[Dataset records]
────────────────────────────────────────

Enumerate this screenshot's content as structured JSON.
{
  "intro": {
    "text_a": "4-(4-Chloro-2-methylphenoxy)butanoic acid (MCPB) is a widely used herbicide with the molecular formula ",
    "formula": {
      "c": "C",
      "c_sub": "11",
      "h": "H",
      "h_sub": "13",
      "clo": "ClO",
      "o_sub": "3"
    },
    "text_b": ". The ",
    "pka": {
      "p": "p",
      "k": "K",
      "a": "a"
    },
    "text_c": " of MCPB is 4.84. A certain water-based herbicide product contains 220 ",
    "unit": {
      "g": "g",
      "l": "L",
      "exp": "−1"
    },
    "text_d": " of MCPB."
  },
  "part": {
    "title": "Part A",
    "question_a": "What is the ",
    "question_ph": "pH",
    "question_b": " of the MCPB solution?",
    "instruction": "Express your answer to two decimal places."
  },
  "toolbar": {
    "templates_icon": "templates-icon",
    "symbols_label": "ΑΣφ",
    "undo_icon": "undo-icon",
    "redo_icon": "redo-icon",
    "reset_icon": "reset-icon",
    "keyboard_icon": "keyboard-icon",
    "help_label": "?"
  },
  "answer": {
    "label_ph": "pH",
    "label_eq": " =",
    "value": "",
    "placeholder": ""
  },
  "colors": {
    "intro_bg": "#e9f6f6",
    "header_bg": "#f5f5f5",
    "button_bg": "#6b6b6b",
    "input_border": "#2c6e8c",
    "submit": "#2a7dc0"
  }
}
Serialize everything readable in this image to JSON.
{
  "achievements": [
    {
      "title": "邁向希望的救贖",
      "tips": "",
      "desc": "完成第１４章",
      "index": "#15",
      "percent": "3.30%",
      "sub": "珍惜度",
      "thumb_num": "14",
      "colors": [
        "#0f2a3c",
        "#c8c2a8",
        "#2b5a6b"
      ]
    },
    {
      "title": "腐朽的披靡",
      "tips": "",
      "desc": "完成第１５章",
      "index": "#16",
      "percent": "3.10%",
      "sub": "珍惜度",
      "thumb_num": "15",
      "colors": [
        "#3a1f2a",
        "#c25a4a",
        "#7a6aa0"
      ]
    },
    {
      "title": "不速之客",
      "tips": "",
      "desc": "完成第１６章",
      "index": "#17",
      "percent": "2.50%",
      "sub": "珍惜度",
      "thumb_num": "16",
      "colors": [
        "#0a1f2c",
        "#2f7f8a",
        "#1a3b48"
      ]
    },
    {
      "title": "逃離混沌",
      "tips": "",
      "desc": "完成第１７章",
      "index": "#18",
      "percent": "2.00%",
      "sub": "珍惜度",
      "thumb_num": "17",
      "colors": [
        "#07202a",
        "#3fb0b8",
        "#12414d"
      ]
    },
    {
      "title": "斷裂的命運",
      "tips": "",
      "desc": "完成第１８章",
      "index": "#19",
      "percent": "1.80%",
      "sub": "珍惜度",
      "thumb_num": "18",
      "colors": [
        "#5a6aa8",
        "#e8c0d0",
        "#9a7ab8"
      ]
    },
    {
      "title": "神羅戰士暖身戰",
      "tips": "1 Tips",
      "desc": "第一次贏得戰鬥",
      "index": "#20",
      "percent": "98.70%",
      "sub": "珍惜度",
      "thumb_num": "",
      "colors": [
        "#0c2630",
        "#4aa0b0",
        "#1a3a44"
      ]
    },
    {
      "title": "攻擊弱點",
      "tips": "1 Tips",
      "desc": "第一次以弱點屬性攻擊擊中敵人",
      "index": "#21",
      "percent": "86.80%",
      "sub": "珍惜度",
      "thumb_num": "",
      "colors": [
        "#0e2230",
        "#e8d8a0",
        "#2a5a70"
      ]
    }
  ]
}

────────────────────────────────────────

Task → Read through the entries and copy each line in which "title" appears.

Problem solution →
    "title": "Part A",
      "title": "邁向希望的救贖",
      "title": "腐朽的披靡",
      "title": "不速之客",
      "title": "逃離混沌",
      "title": "斷裂的命運",
      "title": "神羅戰士暖身戰",
      "title": "攻擊弱點",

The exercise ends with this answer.